» **Task description**: Output each entry below as it stands, leaving out every picture.

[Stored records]
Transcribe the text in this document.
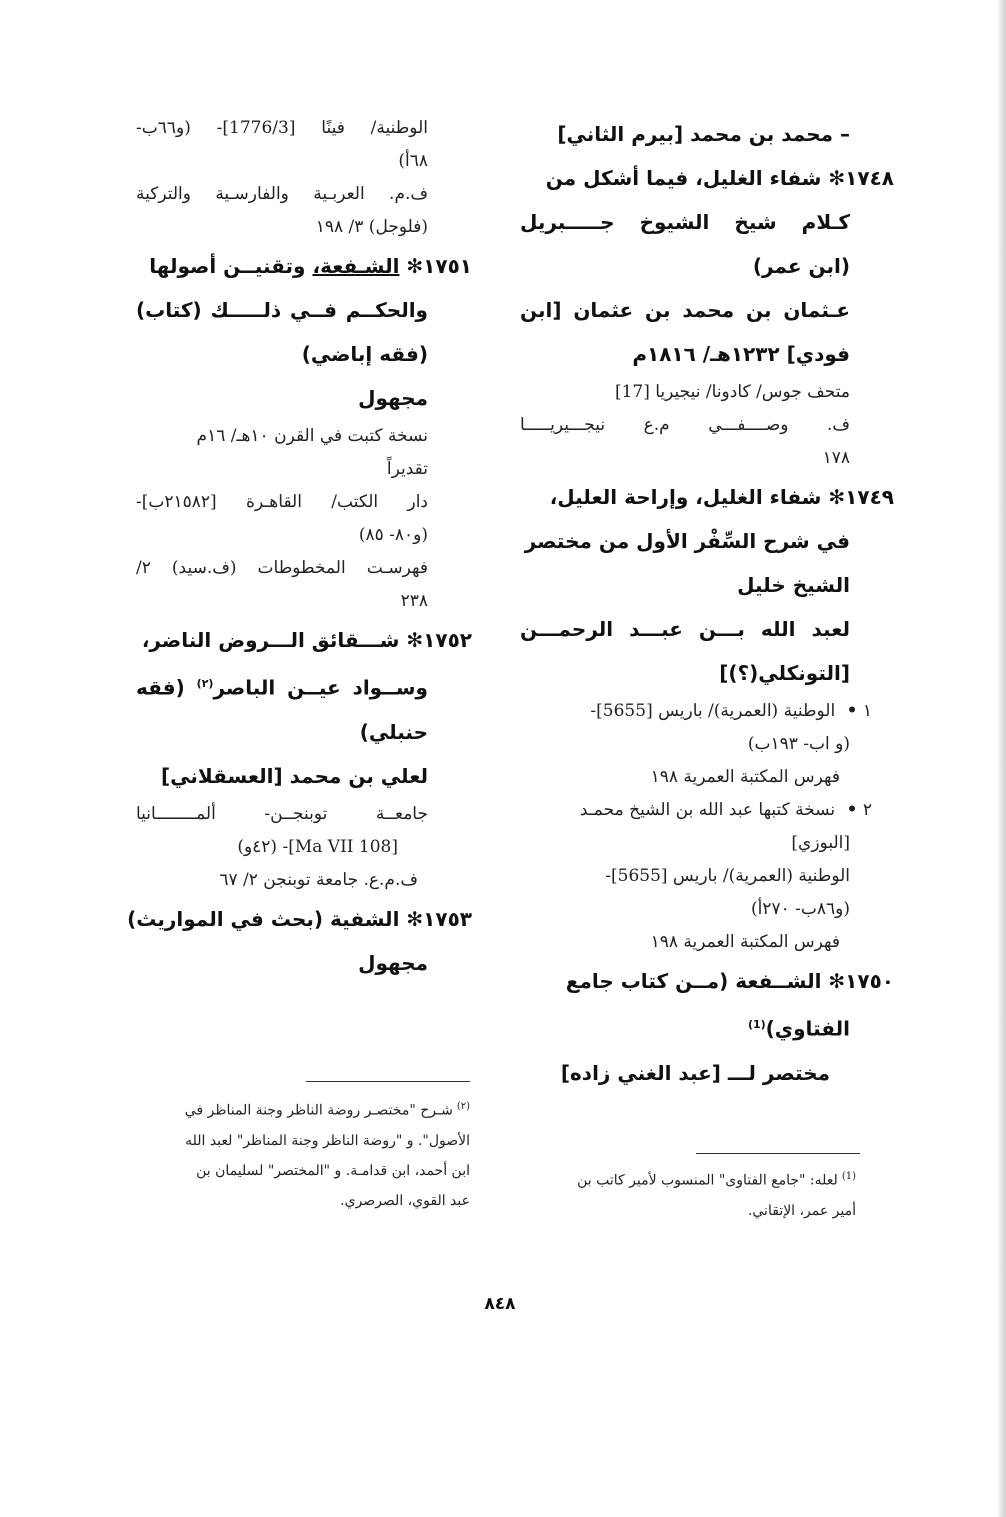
– محمد بن محمد [بيرم الثاني]
١٧٤٨✻ شفاء الغليل، فيما أشكل من
كـلام شيخ الشيوخ جـــــبريل
(ابن عمر)
عـثمان بن محمد بن عثمان [ابن
فودي] ١٢٣٢هـ/ ١٨١٦م
متحف جوس/ كادونا/ نيجيريا [17]
ف. وصــــفـــي م.ع نيجـــيريـــــا
١٧٨
١٧٤٩✻ شفاء الغليل، وإراحة العليل،
في شرح السِّفْر الأول من مختصر
الشيخ خليل
لعبد الله بـــن عبـــد الرحمـــن
[التونكلي(؟)]
١ • الوطنية (العمرية)/ باريس [5655]-
(و اب- ١٩٣ب)
فهرس المكتبة العمرية ١٩٨
٢ • نسخة كتبها عبد الله بن الشيخ محمـد
[البوزي]
الوطنية (العمرية)/ باريس [5655]-
(و٨٦ب- ٢٧٠أ)
فهرس المكتبة العمرية ١٩٨
١٧٥٠✻ الشــفعة (مــن كتاب جامع
الفتاوي)$^{(1)}$
مختصر لـــ [عبد الغني زاده]
الوطنية/ فينًا [1776/3]- (و٦٦ب-
٦٨أ)
ف.م. العربـية والفارسـية والتركية
(فلوجل) ٣/ ١٩٨
١٧٥١✻ الشـفعة، وتقنيــن أصولها
والحكــم فــي ذلـــــك (كتاب)
(فقه إباضي)
مجهول
نسخة كتبت في القرن ١٠هـ/ ١٦م
تقديراً
دار الكتب/ القاهـرة [٢١٥٨٢ب]-
(و٨٠- ٨٥)
فهرسـت المخطوطات (ف.سيد) ٢/
٢٣٨
١٧٥٢✻ شـــقائق الـــروض الناضر،
وســواد عيــن الباصر$^{(٢)}$ (فقه
حنبلي)
لعلي بن محمد [العسقلاني]
جامعــة توبنجــن- ألمــــــــانيا
[Ma VII 108]- (٤٢و)
ف.م.ع. جامعة توبنجن ٢/ ٦٧
١٧٥٣✻ الشفية (بحث في المواريث)
مجهول
$^{(٢)}$شـرح "مختصـر روضة الناظر وجنة المناظر في
الأصول". و "روضة الناظر وجنة المناظر" لعبد الله
ابن أحمد، ابن قدامـة. و "المختصر" لسليمان بن
عبد القوي، الصرصري.
$^{(1)}$لعله: "جامع الفتاوى" المنسوب لأمير كاتب بن
أمير عمر، الإتقاني.
٨٤٨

» **Result of this task**:
Transcribe the text in this document.
– محمد بن محمد [بيرم الثاني]
١٧٤٨✻ شفاء الغليل، فيما أشكل من
كـلام شيخ الشيوخ جـــــبريل
(ابن عمر)
عـثمان بن محمد بن عثمان [ابن
فودي] ١٢٣٢هـ/ ١٨١٦م
متحف جوس/ كادونا/ نيجيريا [17]
ف. وصــــفـــي م.ع نيجـــيريـــــا
١٧٨
١٧٤٩✻ شفاء الغليل، وإراحة العليل،
في شرح السِّفْر الأول من مختصر
الشيخ خليل
لعبد الله بـــن عبـــد الرحمـــن
[التونكلي(؟)]
١ • الوطنية (العمرية)/ باريس [5655]-
(و اب- ١٩٣ب)
فهرس المكتبة العمرية ١٩٨
٢ • نسخة كتبها عبد الله بن الشيخ محمـد
[البوزي]
الوطنية (العمرية)/ باريس [5655]-
(و٨٦ب- ٢٧٠أ)
فهرس المكتبة العمرية ١٩٨
١٧٥٠✻ الشــفعة (مــن كتاب جامع
الفتاوي)$^{(1)}$
مختصر لـــ [عبد الغني زاده]
الوطنية/ فينًا [1776/3]- (و٦٦ب-
٦٨أ)
ف.م. العربـية والفارسـية والتركية
(فلوجل) ٣/ ١٩٨
١٧٥١✻ الشـفعة، وتقنيــن أصولها
والحكــم فــي ذلـــــك (كتاب)
(فقه إباضي)
مجهول
نسخة كتبت في القرن ١٠هـ/ ١٦م
تقديراً
دار الكتب/ القاهـرة [٢١٥٨٢ب]-
(و٨٠- ٨٥)
فهرسـت المخطوطات (ف.سيد) ٢/
٢٣٨
١٧٥٢✻ شـــقائق الـــروض الناضر،
وســواد عيــن الباصر$^{(٢)}$ (فقه
حنبلي)
لعلي بن محمد [العسقلاني]
جامعــة توبنجــن- ألمــــــــانيا
[Ma VII 108]- (٤٢و)
ف.م.ع. جامعة توبنجن ٢/ ٦٧
١٧٥٣✻ الشفية (بحث في المواريث)
مجهول
$^{(٢)}$شـرح "مختصـر روضة الناظر وجنة المناظر في
الأصول". و "روضة الناظر وجنة المناظر" لعبد الله
ابن أحمد، ابن قدامـة. و "المختصر" لسليمان بن
عبد القوي، الصرصري.
$^{(1)}$لعله: "جامع الفتاوى" المنسوب لأمير كاتب بن
أمير عمر، الإتقاني.
٨٤٨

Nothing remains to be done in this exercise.